Work out the number of lines containing "intercept". Answer with nothing but that number.

Exercise input:
━━━━━━━━━━━━━━━━

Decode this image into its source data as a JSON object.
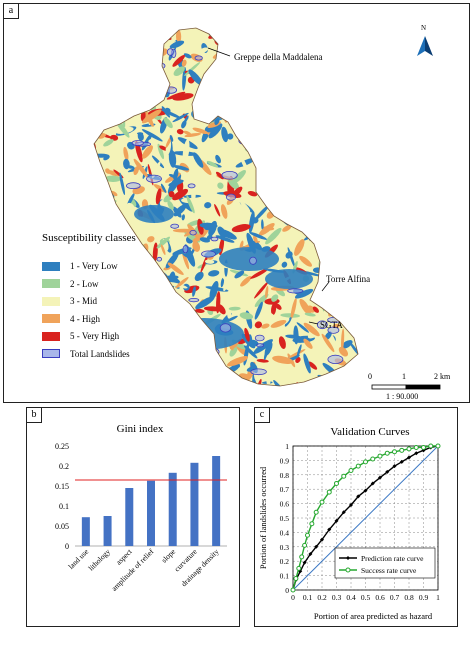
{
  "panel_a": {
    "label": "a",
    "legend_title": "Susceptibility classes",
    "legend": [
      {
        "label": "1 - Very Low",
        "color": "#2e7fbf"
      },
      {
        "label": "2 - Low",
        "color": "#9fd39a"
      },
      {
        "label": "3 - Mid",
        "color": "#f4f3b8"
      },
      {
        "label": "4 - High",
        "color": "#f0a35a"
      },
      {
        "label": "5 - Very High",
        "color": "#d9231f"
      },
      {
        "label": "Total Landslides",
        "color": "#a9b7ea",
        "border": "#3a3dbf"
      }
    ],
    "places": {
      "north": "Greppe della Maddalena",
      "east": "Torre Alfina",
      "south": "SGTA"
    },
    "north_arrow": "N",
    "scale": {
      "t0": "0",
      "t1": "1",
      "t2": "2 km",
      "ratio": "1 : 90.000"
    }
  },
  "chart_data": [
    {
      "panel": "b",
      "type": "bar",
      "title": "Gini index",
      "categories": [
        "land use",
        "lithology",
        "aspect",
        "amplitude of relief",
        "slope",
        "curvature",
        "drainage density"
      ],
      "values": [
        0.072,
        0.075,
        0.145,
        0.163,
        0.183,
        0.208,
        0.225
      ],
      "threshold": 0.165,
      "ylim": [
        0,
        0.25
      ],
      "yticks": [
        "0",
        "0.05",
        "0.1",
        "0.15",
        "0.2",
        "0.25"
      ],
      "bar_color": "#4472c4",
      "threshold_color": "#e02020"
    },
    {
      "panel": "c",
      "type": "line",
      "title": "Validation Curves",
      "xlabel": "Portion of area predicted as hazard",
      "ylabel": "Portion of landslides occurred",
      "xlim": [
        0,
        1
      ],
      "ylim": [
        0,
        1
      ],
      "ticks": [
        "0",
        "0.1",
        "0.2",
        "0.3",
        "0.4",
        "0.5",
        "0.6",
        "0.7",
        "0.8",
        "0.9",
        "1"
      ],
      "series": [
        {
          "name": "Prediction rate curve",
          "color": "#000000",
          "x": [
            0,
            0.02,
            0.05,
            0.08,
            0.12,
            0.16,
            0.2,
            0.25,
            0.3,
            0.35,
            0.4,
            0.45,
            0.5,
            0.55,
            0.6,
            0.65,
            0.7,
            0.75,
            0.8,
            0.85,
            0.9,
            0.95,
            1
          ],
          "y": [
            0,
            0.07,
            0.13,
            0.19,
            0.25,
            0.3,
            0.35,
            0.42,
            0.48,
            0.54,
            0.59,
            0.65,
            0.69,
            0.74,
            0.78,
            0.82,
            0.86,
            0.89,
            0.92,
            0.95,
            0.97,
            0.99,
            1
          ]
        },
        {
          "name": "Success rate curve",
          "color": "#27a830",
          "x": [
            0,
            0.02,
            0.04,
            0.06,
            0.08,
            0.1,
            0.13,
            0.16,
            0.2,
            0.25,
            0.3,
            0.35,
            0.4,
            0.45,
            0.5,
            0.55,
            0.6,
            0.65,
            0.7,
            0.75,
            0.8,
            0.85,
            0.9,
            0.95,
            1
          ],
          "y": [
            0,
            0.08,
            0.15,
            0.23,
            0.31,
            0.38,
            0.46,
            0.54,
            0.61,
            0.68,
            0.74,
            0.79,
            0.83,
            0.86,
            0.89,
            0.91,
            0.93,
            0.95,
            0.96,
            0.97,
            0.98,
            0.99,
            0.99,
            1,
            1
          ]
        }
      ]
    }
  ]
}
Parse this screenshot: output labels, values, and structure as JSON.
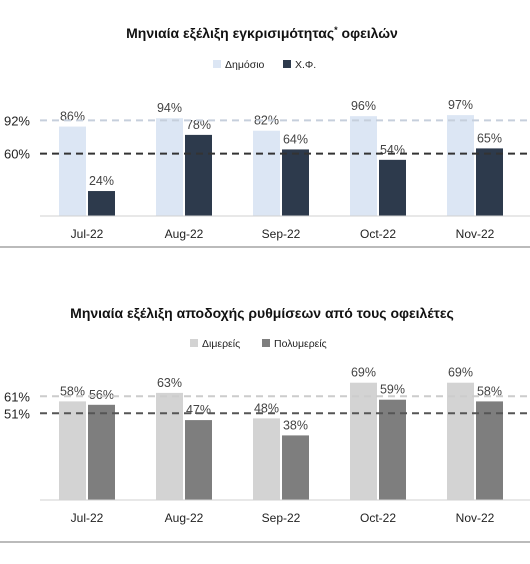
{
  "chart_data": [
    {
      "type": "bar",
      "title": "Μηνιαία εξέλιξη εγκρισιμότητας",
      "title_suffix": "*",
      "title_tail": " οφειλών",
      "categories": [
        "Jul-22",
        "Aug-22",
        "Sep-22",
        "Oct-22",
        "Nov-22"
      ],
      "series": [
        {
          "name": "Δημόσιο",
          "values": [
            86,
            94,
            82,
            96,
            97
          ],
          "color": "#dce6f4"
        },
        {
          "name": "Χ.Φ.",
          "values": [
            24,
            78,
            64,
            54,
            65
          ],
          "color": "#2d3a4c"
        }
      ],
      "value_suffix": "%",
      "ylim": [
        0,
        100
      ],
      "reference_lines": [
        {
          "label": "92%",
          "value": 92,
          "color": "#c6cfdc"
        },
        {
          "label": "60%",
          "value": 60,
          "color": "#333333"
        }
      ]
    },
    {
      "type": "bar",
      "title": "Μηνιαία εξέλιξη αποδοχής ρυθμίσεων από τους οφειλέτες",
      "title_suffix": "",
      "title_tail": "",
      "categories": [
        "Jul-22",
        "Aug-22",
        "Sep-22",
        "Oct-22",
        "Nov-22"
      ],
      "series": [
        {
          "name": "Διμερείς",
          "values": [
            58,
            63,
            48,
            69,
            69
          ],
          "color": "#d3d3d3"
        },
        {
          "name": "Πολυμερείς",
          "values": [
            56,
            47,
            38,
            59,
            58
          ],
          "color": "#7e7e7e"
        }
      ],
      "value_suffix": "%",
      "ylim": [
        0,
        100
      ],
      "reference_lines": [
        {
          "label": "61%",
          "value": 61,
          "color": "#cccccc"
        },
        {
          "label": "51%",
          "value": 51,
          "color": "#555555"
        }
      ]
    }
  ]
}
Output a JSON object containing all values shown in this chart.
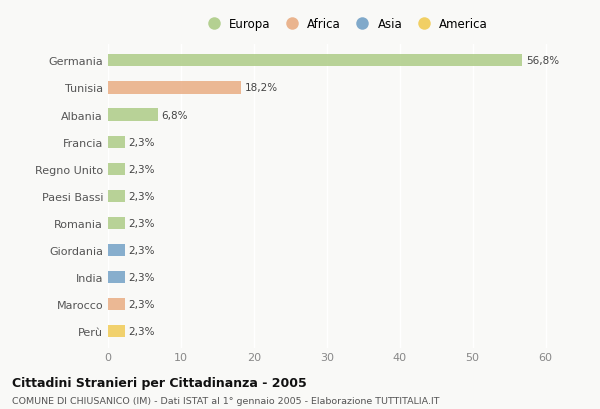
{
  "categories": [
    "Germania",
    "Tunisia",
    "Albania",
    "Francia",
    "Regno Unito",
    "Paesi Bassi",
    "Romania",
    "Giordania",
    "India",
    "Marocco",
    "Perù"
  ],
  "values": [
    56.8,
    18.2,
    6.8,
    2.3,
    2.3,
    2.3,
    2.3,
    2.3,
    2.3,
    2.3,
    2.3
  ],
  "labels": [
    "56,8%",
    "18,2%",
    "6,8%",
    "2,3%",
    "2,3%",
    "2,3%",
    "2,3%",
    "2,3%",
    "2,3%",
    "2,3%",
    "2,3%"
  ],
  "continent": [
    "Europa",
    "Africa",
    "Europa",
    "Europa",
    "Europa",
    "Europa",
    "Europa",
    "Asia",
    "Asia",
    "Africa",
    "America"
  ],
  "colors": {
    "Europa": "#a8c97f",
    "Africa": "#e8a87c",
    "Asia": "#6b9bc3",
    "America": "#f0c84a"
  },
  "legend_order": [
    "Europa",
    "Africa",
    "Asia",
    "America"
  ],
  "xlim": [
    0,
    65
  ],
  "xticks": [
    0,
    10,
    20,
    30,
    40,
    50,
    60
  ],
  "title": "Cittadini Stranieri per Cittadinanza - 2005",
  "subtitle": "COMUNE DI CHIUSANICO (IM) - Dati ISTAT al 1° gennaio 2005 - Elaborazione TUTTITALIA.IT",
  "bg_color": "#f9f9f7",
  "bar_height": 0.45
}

━━━━━━━━━━━━━━━━

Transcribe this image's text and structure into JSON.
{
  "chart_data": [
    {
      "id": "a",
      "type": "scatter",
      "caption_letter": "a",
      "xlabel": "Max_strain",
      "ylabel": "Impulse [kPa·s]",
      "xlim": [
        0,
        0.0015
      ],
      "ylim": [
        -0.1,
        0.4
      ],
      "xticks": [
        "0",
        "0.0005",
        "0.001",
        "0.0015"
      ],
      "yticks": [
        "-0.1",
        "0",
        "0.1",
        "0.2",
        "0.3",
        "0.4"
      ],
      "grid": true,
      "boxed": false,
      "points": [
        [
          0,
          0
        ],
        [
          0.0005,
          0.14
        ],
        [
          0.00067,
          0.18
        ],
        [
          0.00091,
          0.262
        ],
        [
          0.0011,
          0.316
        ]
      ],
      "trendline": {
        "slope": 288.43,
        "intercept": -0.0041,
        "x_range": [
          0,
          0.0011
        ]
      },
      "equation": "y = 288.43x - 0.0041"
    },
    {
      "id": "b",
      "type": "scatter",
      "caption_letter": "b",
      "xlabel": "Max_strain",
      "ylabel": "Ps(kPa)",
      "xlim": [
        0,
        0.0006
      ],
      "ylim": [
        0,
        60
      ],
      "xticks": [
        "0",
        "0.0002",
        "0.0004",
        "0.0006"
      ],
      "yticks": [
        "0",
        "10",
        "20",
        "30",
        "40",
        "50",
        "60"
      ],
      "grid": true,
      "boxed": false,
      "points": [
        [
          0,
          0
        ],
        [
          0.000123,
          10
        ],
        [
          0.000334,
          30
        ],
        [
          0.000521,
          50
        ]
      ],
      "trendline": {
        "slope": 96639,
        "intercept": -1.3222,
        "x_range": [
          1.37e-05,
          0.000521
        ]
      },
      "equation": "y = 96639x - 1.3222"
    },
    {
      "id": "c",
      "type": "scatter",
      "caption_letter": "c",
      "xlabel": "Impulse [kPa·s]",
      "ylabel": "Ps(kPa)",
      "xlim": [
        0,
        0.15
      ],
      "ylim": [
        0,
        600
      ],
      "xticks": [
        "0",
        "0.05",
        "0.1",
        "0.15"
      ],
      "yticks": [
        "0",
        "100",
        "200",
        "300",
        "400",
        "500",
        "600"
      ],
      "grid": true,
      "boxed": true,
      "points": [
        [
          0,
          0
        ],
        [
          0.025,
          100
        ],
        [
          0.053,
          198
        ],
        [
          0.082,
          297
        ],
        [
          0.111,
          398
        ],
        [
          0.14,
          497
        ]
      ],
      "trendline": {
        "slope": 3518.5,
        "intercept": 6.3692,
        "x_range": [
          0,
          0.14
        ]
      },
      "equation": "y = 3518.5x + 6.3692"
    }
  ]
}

━━━━━━━━━━━━━━━━

The answer: 3